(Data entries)
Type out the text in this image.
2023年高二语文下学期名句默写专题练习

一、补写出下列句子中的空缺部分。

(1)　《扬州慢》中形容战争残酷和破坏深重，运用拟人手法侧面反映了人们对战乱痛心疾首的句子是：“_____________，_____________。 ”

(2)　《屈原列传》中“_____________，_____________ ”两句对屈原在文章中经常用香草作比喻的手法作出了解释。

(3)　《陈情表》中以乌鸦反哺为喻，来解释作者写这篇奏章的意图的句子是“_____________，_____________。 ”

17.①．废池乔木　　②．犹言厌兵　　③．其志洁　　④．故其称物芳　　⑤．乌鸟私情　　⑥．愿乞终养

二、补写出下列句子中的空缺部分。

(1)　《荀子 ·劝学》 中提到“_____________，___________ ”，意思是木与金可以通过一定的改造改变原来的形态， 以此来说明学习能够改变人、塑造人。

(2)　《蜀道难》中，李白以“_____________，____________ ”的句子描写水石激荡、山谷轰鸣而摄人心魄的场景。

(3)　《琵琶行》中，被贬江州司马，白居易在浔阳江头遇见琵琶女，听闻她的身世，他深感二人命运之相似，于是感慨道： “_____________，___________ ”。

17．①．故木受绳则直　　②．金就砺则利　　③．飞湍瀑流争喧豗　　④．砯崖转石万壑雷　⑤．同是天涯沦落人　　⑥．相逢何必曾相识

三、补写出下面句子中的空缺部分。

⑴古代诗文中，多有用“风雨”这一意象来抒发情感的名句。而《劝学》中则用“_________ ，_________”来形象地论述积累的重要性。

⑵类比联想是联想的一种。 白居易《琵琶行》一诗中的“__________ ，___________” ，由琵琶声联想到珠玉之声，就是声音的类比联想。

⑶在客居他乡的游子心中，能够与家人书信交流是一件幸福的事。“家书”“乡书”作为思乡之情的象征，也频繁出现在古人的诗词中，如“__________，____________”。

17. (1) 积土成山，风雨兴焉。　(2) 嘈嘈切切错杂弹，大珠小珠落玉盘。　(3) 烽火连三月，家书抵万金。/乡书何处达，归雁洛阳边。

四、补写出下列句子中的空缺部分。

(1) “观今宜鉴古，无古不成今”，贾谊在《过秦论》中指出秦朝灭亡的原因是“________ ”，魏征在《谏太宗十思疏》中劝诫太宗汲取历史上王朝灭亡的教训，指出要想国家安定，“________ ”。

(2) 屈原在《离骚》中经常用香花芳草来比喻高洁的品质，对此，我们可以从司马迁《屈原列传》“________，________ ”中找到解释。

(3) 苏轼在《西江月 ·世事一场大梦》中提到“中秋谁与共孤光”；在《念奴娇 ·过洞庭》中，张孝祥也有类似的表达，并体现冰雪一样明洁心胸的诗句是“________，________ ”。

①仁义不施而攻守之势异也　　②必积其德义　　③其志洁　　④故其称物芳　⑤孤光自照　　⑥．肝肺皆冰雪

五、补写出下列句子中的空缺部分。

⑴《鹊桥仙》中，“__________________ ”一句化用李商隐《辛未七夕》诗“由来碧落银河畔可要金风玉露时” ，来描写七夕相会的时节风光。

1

Task statement: Using the listing above, state the number of lines that hold "屈原列传", with no other text.

Full solution: 2